### AIM OF THE EXERCISE
Report only how many lines of the entries below contain the string "this".

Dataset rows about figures
::::::
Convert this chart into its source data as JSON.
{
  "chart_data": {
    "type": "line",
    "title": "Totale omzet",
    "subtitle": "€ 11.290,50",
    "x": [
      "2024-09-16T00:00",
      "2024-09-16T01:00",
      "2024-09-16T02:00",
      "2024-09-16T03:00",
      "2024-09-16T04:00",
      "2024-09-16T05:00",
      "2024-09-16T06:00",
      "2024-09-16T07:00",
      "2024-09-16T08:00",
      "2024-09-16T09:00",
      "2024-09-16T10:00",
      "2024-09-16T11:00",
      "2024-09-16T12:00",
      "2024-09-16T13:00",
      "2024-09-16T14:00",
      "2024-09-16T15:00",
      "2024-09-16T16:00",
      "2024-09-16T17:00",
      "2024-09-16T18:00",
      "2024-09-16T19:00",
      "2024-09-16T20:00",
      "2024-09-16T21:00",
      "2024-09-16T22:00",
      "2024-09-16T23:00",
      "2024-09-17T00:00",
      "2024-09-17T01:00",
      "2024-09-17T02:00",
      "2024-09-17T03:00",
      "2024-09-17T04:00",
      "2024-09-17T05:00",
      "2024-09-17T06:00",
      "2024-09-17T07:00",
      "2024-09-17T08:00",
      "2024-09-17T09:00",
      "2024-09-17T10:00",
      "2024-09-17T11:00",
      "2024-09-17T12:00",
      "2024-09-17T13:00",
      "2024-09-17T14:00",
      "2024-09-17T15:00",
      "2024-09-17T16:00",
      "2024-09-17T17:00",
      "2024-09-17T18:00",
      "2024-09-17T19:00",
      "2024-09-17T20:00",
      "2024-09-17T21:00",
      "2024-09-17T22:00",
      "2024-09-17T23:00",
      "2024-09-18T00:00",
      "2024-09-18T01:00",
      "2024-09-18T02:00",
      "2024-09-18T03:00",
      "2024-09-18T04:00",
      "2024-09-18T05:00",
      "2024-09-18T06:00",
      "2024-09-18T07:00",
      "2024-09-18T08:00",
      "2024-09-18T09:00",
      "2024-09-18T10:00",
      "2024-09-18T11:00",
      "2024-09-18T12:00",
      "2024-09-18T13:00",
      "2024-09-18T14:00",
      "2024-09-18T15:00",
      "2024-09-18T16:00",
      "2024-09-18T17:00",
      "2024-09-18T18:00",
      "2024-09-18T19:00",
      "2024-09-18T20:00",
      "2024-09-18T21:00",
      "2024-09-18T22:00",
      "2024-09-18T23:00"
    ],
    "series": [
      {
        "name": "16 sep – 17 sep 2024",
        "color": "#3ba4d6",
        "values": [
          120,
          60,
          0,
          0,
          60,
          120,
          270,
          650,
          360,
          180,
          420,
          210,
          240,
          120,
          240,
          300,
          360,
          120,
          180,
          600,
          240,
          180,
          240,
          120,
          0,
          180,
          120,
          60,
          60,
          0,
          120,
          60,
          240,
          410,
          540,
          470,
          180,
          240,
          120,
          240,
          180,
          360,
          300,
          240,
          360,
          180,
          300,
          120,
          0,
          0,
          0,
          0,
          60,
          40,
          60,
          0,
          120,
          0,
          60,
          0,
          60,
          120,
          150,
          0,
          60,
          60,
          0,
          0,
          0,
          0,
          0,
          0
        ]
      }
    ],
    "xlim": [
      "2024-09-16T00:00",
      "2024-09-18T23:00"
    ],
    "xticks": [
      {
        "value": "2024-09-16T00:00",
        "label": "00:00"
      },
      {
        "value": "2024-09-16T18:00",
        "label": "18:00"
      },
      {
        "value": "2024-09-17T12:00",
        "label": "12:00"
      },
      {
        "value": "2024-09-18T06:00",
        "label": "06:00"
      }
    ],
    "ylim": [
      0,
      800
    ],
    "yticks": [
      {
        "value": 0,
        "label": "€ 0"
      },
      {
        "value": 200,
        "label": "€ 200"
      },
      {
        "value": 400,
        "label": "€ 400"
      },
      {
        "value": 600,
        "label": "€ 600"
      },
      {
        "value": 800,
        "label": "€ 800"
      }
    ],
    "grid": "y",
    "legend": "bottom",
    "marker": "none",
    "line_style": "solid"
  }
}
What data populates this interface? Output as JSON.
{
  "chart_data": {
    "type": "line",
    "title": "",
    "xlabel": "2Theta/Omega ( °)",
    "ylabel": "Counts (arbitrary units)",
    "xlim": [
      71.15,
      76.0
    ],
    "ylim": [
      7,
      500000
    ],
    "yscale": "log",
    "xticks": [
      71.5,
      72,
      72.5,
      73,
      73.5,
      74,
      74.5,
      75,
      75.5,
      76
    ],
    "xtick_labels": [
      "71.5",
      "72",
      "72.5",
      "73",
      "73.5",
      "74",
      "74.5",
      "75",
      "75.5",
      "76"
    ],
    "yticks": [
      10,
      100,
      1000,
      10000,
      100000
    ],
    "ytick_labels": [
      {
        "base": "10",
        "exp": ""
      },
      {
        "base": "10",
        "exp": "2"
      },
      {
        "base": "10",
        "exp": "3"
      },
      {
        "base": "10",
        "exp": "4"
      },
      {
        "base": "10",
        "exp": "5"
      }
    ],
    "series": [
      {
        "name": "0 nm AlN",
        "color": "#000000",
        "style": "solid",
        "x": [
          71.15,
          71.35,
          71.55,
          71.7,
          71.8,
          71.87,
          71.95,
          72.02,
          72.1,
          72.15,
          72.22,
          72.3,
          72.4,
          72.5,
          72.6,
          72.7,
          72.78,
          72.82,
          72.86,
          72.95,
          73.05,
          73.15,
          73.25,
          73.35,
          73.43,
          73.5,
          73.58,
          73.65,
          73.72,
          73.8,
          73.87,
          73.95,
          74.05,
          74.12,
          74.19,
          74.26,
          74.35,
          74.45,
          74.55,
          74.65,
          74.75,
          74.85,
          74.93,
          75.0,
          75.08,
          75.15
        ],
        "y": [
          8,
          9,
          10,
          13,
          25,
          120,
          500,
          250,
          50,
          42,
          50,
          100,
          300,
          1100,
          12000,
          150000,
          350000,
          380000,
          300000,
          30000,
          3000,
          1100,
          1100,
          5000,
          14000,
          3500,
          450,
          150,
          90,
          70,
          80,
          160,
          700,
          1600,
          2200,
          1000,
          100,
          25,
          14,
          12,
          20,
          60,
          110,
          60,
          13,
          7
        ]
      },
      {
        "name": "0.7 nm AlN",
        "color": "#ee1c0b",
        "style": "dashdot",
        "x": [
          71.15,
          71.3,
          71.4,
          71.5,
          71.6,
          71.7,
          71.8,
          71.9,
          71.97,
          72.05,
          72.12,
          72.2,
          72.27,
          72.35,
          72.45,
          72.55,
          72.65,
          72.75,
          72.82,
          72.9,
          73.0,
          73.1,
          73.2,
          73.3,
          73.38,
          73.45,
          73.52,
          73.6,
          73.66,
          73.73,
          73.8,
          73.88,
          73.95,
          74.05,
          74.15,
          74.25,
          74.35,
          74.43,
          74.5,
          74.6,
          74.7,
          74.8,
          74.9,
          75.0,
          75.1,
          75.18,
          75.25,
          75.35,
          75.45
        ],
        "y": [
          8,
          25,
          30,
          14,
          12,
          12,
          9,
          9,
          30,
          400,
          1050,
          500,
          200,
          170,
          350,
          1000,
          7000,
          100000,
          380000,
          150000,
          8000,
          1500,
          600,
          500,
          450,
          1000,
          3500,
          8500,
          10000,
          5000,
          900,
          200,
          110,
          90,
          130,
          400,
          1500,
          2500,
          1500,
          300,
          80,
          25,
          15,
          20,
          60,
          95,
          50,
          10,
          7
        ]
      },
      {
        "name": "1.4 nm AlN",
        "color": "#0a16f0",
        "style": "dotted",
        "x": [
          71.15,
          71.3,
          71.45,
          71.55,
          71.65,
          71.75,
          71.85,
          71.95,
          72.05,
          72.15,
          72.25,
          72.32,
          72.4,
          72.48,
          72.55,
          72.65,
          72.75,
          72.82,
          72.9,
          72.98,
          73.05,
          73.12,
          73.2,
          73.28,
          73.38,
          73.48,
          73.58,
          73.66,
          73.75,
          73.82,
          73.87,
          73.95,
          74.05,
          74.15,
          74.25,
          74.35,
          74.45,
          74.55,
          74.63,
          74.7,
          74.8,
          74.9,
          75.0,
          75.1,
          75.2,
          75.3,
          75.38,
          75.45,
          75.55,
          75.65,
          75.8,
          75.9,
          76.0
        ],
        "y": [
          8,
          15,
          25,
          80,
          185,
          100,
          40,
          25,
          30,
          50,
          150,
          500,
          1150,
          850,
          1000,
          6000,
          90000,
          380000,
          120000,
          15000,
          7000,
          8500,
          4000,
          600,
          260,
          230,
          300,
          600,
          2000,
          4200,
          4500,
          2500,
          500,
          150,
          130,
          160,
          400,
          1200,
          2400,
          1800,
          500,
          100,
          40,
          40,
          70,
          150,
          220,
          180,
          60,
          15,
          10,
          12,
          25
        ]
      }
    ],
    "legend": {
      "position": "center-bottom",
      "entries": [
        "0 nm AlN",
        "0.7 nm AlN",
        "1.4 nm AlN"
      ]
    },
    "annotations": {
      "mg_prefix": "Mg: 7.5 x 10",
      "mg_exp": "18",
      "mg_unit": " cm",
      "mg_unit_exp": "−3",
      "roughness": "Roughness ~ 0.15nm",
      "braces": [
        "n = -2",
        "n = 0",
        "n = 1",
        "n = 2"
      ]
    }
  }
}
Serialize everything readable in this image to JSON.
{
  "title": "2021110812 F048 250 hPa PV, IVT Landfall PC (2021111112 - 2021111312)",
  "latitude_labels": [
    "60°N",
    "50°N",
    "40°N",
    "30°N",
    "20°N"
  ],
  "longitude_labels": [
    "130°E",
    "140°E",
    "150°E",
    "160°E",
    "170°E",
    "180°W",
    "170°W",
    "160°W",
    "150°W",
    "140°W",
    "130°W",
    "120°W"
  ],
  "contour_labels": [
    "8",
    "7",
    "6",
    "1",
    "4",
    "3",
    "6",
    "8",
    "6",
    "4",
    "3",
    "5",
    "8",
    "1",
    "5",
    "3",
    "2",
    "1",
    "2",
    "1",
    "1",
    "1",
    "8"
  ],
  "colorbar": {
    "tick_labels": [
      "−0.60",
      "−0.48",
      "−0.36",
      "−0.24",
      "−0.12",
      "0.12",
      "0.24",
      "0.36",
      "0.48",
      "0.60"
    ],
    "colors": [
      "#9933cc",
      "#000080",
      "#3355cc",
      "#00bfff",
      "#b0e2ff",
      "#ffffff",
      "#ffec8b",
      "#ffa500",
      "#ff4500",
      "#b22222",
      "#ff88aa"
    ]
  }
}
::::::
### THE ANSWER
3